◆ **抜粋テキスト**
>>>>>

よくわかる不動産相続 Q&A File.4

週刊かふう2017年5月26日号に掲載された内容です。

「特別受益・寄与分」とは?

4回目は、私、島袋秀勝が担当します。
実質的に公平な遺産分割を実現するための特別受益・寄与分という制度について、学びたいと思います。

よくわかる不動産相続 Q&A File.4

Q.私Dは、昭和29年、父A・母B夫婦の次男として生まれました。2歳上の長男Cがいます。

 父Aは、昭和48年に他界しました。その遺産である那覇近郊に所在する農地(300坪)は、母B・兄C・私Dが話し合って、母Bが相続しました。兄Cは、しばらくして、母Bから当面の生活資金として100万円をもらい、本土へ渡りました。それ以来、兄Cから、40年余り、母B・私Dの下へ一切連絡はありませんでした。
 私Dは、母Bを引き取り、サラリーマンをしながら、母Bが農地を利用して営んでいる農業・養豚業を無償で手助けし、母Bの生計を支えてきました。
 そのようななか、母Bも平成28年に他界しました。ようやく兄Cから連絡があり、母Bの遺産である農地(300坪)の半分を金銭でもらいたいと、遺産分割の申し入れがありました。農地(300坪)は、従前ほとんど価値が無かったのですが、那覇への道路が整備されたこと等からどんどん価値が増してきて、現在、その時価は4000万円位しています。

<<<<<

◆ **取り組む課題**
A. 不動産相続の文章で「Q.」以降に出てくる和暦の年をすべて挙げなさい。
B. 不動産相続の文章のうち「実質的に公平な遺産分割を実現」から「は4000万円位しています。」までの部分（両端を含む）を、「兄C」を「長男C」に置き換えて書き直しなさい。

収集データ:
>>>>>

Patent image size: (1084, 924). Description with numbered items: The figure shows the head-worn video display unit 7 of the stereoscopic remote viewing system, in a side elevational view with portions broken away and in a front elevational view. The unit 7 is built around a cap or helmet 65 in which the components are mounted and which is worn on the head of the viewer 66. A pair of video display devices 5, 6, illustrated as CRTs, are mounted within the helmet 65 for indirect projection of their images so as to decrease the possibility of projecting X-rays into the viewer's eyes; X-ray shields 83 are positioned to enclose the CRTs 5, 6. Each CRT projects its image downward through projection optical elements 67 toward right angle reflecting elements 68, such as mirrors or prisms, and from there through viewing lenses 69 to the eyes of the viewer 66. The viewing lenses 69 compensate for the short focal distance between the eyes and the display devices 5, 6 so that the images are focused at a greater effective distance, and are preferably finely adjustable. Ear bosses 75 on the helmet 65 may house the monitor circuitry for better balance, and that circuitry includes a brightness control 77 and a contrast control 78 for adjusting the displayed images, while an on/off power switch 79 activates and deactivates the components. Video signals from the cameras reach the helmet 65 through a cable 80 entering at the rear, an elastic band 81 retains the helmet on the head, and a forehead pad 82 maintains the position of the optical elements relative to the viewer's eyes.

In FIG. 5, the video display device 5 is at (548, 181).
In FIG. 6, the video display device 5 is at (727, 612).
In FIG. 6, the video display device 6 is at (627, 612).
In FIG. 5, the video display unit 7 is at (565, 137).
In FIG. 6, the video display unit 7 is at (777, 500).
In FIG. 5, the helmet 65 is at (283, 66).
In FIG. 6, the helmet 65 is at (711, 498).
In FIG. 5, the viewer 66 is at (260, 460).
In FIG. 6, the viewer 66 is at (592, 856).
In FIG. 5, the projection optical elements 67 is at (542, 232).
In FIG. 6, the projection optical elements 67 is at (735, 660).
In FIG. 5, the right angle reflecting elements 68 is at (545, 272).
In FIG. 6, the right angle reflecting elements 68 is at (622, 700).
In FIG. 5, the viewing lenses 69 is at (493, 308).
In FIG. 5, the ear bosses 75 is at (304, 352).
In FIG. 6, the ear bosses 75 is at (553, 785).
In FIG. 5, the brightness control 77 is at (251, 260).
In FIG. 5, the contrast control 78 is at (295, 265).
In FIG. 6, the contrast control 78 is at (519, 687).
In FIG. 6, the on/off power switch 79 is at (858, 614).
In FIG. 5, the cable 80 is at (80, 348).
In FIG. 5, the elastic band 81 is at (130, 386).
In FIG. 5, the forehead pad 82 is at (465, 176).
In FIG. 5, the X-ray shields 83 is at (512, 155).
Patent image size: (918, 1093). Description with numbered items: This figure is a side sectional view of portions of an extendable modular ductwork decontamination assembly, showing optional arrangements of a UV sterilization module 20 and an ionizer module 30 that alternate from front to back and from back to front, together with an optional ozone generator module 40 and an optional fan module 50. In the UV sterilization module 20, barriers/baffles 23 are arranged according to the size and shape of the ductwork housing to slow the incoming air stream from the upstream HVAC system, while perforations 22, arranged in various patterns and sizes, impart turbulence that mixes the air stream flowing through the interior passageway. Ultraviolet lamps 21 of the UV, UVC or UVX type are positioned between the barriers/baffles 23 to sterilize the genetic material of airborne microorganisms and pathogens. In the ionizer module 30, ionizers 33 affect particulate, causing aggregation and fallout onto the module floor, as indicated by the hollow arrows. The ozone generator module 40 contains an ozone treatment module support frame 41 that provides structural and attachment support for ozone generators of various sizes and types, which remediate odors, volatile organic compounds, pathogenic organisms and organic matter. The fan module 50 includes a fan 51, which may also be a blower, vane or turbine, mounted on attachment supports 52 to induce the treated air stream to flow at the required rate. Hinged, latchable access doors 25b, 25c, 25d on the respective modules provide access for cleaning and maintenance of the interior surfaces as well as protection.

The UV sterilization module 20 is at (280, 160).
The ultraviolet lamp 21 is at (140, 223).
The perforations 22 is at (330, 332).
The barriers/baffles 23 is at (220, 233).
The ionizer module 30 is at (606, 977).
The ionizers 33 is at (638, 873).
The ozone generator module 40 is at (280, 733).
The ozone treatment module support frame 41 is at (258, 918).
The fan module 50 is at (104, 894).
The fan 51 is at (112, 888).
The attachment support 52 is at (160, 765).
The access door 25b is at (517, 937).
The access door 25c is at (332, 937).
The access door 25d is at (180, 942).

<<<<<

◆ **課題の解答**
A. 昭和29年、昭和48年、平成28年

B.
実質的に公平な遺産分割を実現するための特別受益・寄与分という制度について、学びたいと思います。

よくわかる不動産相続 Q&A File.4

Q.私Dは、昭和29年、父A・母B夫婦の次男として生まれました。2歳上の長男Cがいます。

 父Aは、昭和48年に他界しました。その遺産である那覇近郊に所在する農地(300坪)は、母B・長男C・私Dが話し合って、母Bが相続しました。長男Cは、しばらくして、母Bから当面の生活資金として100万円をもらい、本土へ渡りました。それ以来、長男Cから、40年余り、母B・私Dの下へ一切連絡はありませんでした。
 私Dは、母Bを引き取り、サラリーマンをしながら、母Bが農地を利用して営んでいる農業・養豚業を無償で手助けし、母Bの生計を支えてきました。
 そのようななか、母Bも平成28年に他界しました。ようやく長男Cから連絡があり、母Bの遺産である農地(300坪)の半分を金銭でもらいたいと、遺産分割の申し入れがありました。農地(300坪)は、従前ほとんど価値が無かったのですが、那覇への道路が整備されたこと等からどんどん価値が増してきて、現在、その時価は4000万円位しています。